→ WHAT YOU NEED TO DO:
Skip the images. Copy the records exactly as written.

---- DATA TO PROCESS

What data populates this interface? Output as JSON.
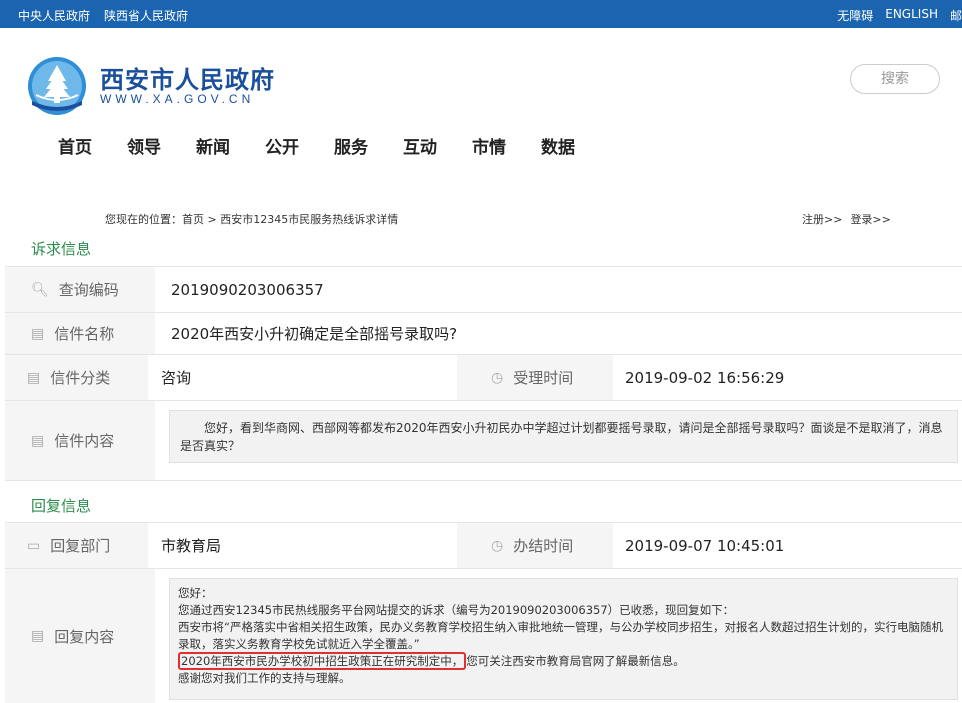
{
  "topbar": {
    "links_left": [
      "中央人民政府",
      "陕西省人民政府"
    ],
    "links_right": [
      "无障碍",
      "ENGLISH",
      "邮"
    ]
  },
  "header": {
    "site_name": "西安市人民政府",
    "site_domain": "WWW.XA.GOV.CN",
    "search_placeholder": "搜索"
  },
  "nav": [
    "首页",
    "领导",
    "新闻",
    "公开",
    "服务",
    "互动",
    "市情",
    "数据"
  ],
  "breadcrumb": {
    "text": "您现在的位置：首页 > 西安市12345市民服务热线诉求详情",
    "register": "注册>>",
    "login": "登录>>"
  },
  "appeal": {
    "section_title": "诉求信息",
    "query_code_label": "查询编码",
    "query_code": "2019090203006357",
    "letter_name_label": "信件名称",
    "letter_name": "2020年西安小升初确定是全部摇号录取吗?",
    "category_label": "信件分类",
    "category": "咨询",
    "accept_time_label": "受理时间",
    "accept_time": "2019-09-02 16:56:29",
    "content_label": "信件内容",
    "content": "您好，看到华商网、西部网等都发布2020年西安小升初民办中学超过计划都要摇号录取，请问是全部摇号录取吗？面谈是不是取消了，消息是否真实？"
  },
  "reply": {
    "section_title": "回复信息",
    "dept_label": "回复部门",
    "dept": "市教育局",
    "done_time_label": "办结时间",
    "done_time": "2019-09-07 10:45:01",
    "content_label": "回复内容",
    "line1": "您好：",
    "line2": "您通过西安12345市民热线服务平台网站提交的诉求（编号为2019090203006357）已收悉，现回复如下：",
    "line3": "西安市将“严格落实中省相关招生政策，民办义务教育学校招生纳入审批地统一管理，与公办学校同步招生，对报名人数超过招生计划的，实行电脑随机录取，落实义务教育学校免试就近入学全覆盖。”",
    "line4_highlight": "2020年西安市民办学校初中招生政策正在研究制定中，",
    "line4_rest": "您可关注西安市教育局官网了解最新信息。",
    "line5": "感谢您对我们工作的支持与理解。"
  }
}
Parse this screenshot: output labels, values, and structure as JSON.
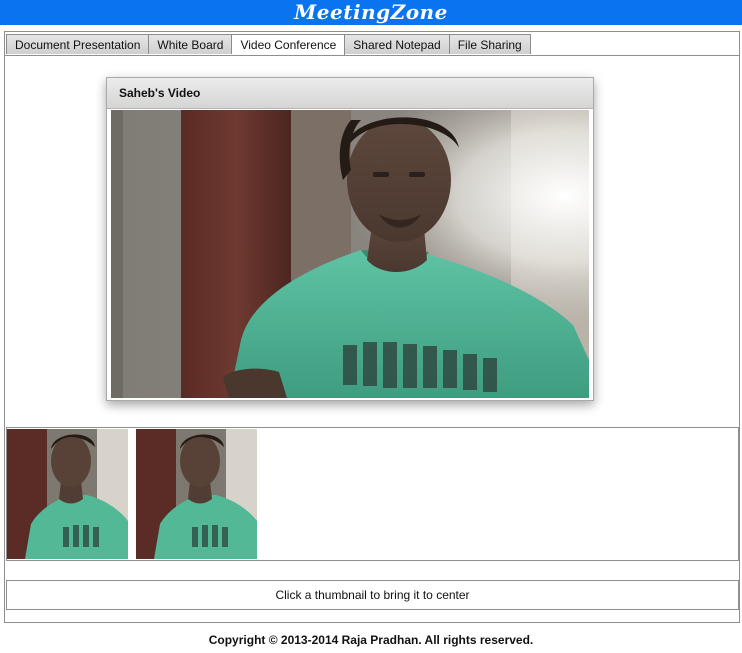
{
  "app": {
    "title": "MeetingZone"
  },
  "tabs": [
    {
      "label": "Document Presentation",
      "active": false
    },
    {
      "label": "White Board",
      "active": false
    },
    {
      "label": "Video Conference",
      "active": true
    },
    {
      "label": "Shared Notepad",
      "active": false
    },
    {
      "label": "File Sharing",
      "active": false
    }
  ],
  "video_panel": {
    "title": "Saheb's Video"
  },
  "thumbnails": {
    "hint": "Click a thumbnail to bring it to center"
  },
  "footer": {
    "copyright": "Copyright © 2013-2014  Raja Pradhan. All rights reserved."
  },
  "colors": {
    "header_bg": "#0a74f0",
    "shirt": "#4fb99a"
  }
}
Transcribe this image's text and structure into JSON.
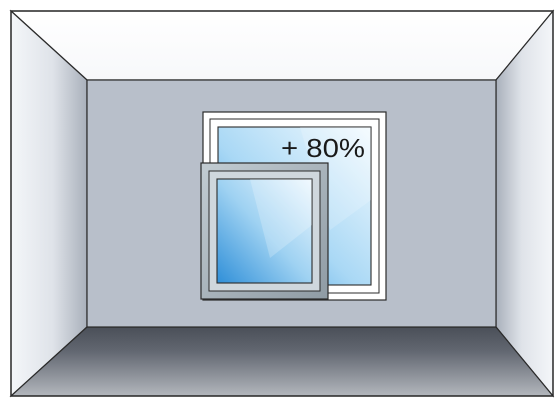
{
  "diagram": {
    "annotation": "+ 80%",
    "colors": {
      "outline": "#2b2b2b",
      "back_wall": "#b8bfca",
      "floor_dark": "#4a4f58",
      "floor_light": "#aeb3ba",
      "side_wall_light": "#f2f4f7",
      "side_wall_dark": "#aab1bc",
      "ceiling": "#ffffff",
      "small_frame": "#9ca8b0",
      "small_frame_inner": "#c9d2d8",
      "glass_light": "#eaf6ff",
      "glass_dark": "#3f9fe0",
      "large_frame": "#ffffff",
      "label_color": "#1a1a1a"
    }
  }
}
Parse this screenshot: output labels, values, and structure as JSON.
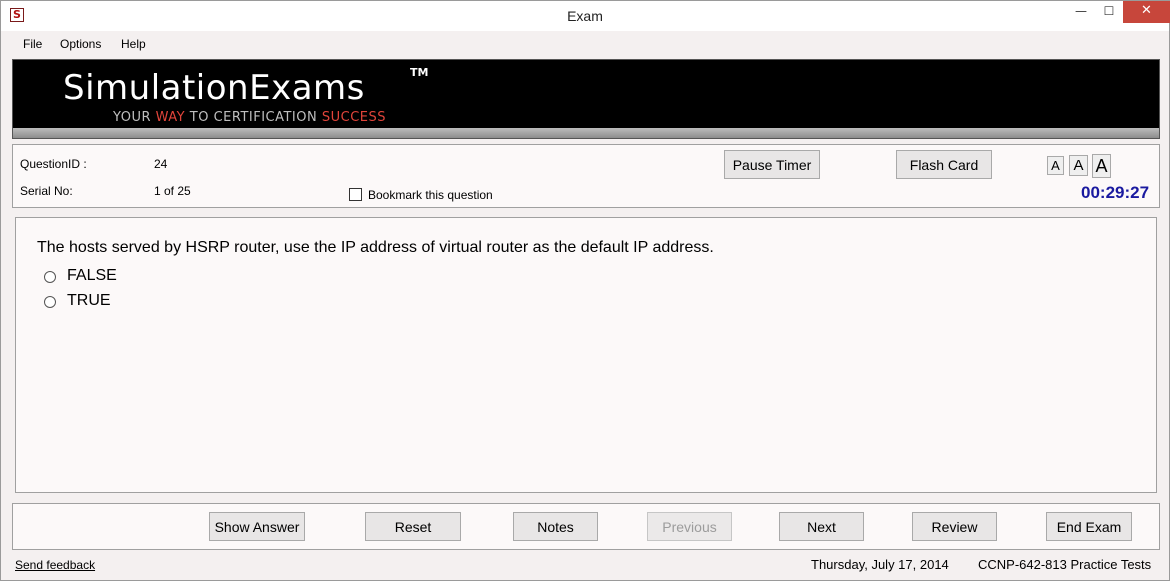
{
  "window": {
    "title": "Exam",
    "app_icon_glyph": "S",
    "minimize_glyph": "—",
    "maximize_glyph": "☐",
    "close_glyph": "✕"
  },
  "menu": {
    "items": [
      "File",
      "Options",
      "Help"
    ]
  },
  "banner": {
    "brand": "SimulationExams",
    "tm": "TM",
    "tagline_parts": [
      "YOUR ",
      "WAY",
      " TO CERTIFICATION ",
      "SUCCESS"
    ]
  },
  "info": {
    "question_id_label": "QuestionID :",
    "question_id_value": "24",
    "serial_label": "Serial No:",
    "serial_value": "1 of 25",
    "bookmark_label": "Bookmark this question",
    "bookmark_checked": false,
    "pause_timer_label": "Pause Timer",
    "flash_card_label": "Flash Card",
    "font_sizes": [
      "A",
      "A",
      "A"
    ],
    "timer": "00:29:27"
  },
  "question": {
    "text": "The hosts served by HSRP router, use the IP address of virtual router as the default IP address.",
    "options": [
      "FALSE",
      "TRUE"
    ]
  },
  "actions": {
    "show_answer": "Show Answer",
    "reset": "Reset",
    "notes": "Notes",
    "previous": "Previous",
    "next": "Next",
    "review": "Review",
    "end_exam": "End Exam"
  },
  "status": {
    "feedback": "Send feedback",
    "date": "Thursday, July 17, 2014",
    "product": "CCNP-642-813 Practice Tests"
  },
  "colors": {
    "timer": "#1a1aa0",
    "close_button": "#c7463b",
    "tagline_accent": "#e0443a"
  }
}
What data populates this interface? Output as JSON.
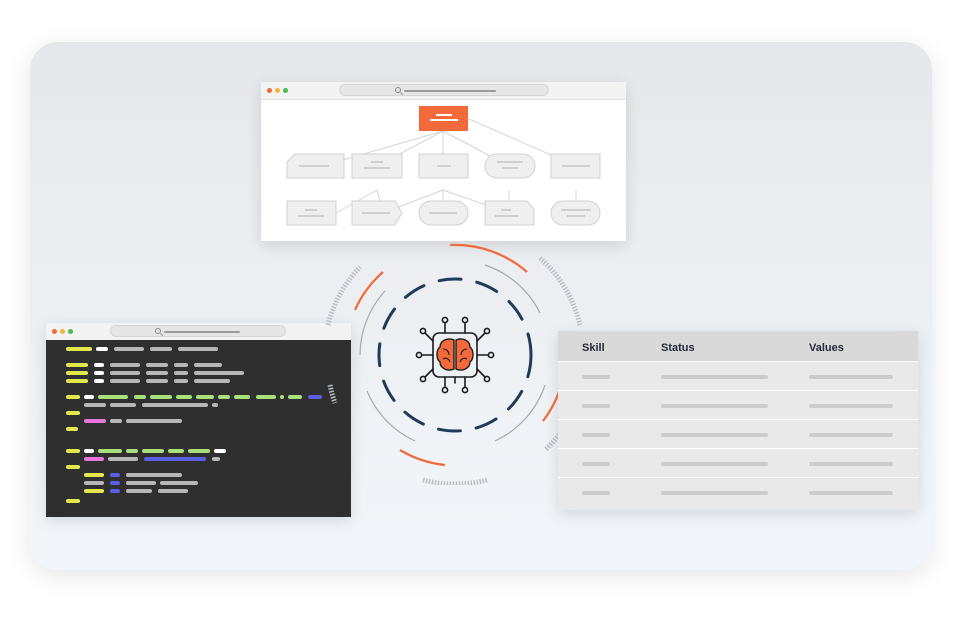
{
  "table": {
    "headers": [
      "Skill",
      "Status",
      "Values"
    ],
    "row_count": 5
  },
  "colors": {
    "accent": "#f26a3c",
    "navy": "#1f3b5a",
    "code_bg": "#2f2f2f",
    "code_yellow": "#e3e84a",
    "code_green": "#a8e07a",
    "code_pink": "#e676d8",
    "code_blue": "#5a5fe0"
  },
  "icons": [
    "brain-chip-icon",
    "search-icon"
  ]
}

--------

→ THE RESULT:
What data populates this interface? Output as JSON.
{
  "topbar": {
    "links_left": [
      "中央人民政府",
      "陕西省人民政府"
    ],
    "links_right": [
      "无障碍",
      "ENGLISH",
      "邮"
    ]
  },
  "header": {
    "site_name": "西安市人民政府",
    "site_domain": "WWW.XA.GOV.CN",
    "search_placeholder": "搜索"
  },
  "nav": [
    "首页",
    "领导",
    "新闻",
    "公开",
    "服务",
    "互动",
    "市情",
    "数据"
  ],
  "breadcrumb": {
    "text": "您现在的位置：首页 > 西安市12345市民服务热线诉求详情",
    "register": "注册>>",
    "login": "登录>>"
  },
  "appeal": {
    "section_title": "诉求信息",
    "query_code_label": "查询编码",
    "query_code": "2019090203006357",
    "letter_name_label": "信件名称",
    "letter_name": "2020年西安小升初确定是全部摇号录取吗?",
    "category_label": "信件分类",
    "category": "咨询",
    "accept_time_label": "受理时间",
    "accept_time": "2019-09-02 16:56:29",
    "content_label": "信件内容",
    "content": "您好，看到华商网、西部网等都发布2020年西安小升初民办中学超过计划都要摇号录取，请问是全部摇号录取吗？面谈是不是取消了，消息是否真实？"
  },
  "reply": {
    "section_title": "回复信息",
    "dept_label": "回复部门",
    "dept": "市教育局",
    "done_time_label": "办结时间",
    "done_time": "2019-09-07 10:45:01",
    "content_label": "回复内容",
    "line1": "您好：",
    "line2": "您通过西安12345市民热线服务平台网站提交的诉求（编号为2019090203006357）已收悉，现回复如下：",
    "line3": "西安市将“严格落实中省相关招生政策，民办义务教育学校招生纳入审批地统一管理，与公办学校同步招生，对报名人数超过招生计划的，实行电脑随机录取，落实义务教育学校免试就近入学全覆盖。”",
    "line4_highlight": "2020年西安市民办学校初中招生政策正在研究制定中，",
    "line4_rest": "您可关注西安市教育局官网了解最新信息。",
    "line5": "感谢您对我们工作的支持与理解。"
  }
}
Parse this screenshot: output labels, values, and structure as JSON.
{
  "app": {
    "title": "MeetingZone"
  },
  "tabs": [
    {
      "label": "Document Presentation",
      "active": false
    },
    {
      "label": "White Board",
      "active": false
    },
    {
      "label": "Video Conference",
      "active": true
    },
    {
      "label": "Shared Notepad",
      "active": false
    },
    {
      "label": "File Sharing",
      "active": false
    }
  ],
  "video_panel": {
    "title": "Saheb's Video"
  },
  "thumbnails": {
    "hint": "Click a thumbnail to bring it to center"
  },
  "footer": {
    "copyright": "Copyright © 2013-2014  Raja Pradhan. All rights reserved."
  },
  "colors": {
    "header_bg": "#0a74f0",
    "shirt": "#4fb99a"
  }
}
Transcribe this image's text and structure into JSON.
{
  "diagram": {
    "annotation": "+ 80%",
    "colors": {
      "outline": "#2b2b2b",
      "back_wall": "#b8bfca",
      "floor_dark": "#4a4f58",
      "floor_light": "#aeb3ba",
      "side_wall_light": "#f2f4f7",
      "side_wall_dark": "#aab1bc",
      "ceiling": "#ffffff",
      "small_frame": "#9ca8b0",
      "small_frame_inner": "#c9d2d8",
      "glass_light": "#eaf6ff",
      "glass_dark": "#3f9fe0",
      "large_frame": "#ffffff",
      "label_color": "#1a1a1a"
    }
  }
}
Parse this screenshot: output labels, values, and structure as JSON.
{
  "window": {
    "title": "Exam",
    "app_icon_glyph": "S",
    "minimize_glyph": "—",
    "maximize_glyph": "☐",
    "close_glyph": "✕"
  },
  "menu": {
    "items": [
      "File",
      "Options",
      "Help"
    ]
  },
  "banner": {
    "brand": "SimulationExams",
    "tm": "TM",
    "tagline_parts": [
      "YOUR ",
      "WAY",
      " TO CERTIFICATION ",
      "SUCCESS"
    ]
  },
  "info": {
    "question_id_label": "QuestionID :",
    "question_id_value": "24",
    "serial_label": "Serial No:",
    "serial_value": "1 of 25",
    "bookmark_label": "Bookmark this question",
    "bookmark_checked": false,
    "pause_timer_label": "Pause Timer",
    "flash_card_label": "Flash Card",
    "font_sizes": [
      "A",
      "A",
      "A"
    ],
    "timer": "00:29:27"
  },
  "question": {
    "text": "The hosts served by HSRP router, use the IP address of virtual router as the default IP address.",
    "options": [
      "FALSE",
      "TRUE"
    ]
  },
  "actions": {
    "show_answer": "Show Answer",
    "reset": "Reset",
    "notes": "Notes",
    "previous": "Previous",
    "next": "Next",
    "review": "Review",
    "end_exam": "End Exam"
  },
  "status": {
    "feedback": "Send feedback",
    "date": "Thursday, July 17, 2014",
    "product": "CCNP-642-813 Practice Tests"
  },
  "colors": {
    "timer": "#1a1aa0",
    "close_button": "#c7463b",
    "tagline_accent": "#e0443a"
  }
}
What data populates this interface? Output as JSON.
{
  "table": {
    "headers": [
      "Skill",
      "Status",
      "Values"
    ],
    "row_count": 5
  },
  "colors": {
    "accent": "#f26a3c",
    "navy": "#1f3b5a",
    "code_bg": "#2f2f2f",
    "code_yellow": "#e3e84a",
    "code_green": "#a8e07a",
    "code_pink": "#e676d8",
    "code_blue": "#5a5fe0"
  },
  "icons": [
    "brain-chip-icon",
    "search-icon"
  ]
}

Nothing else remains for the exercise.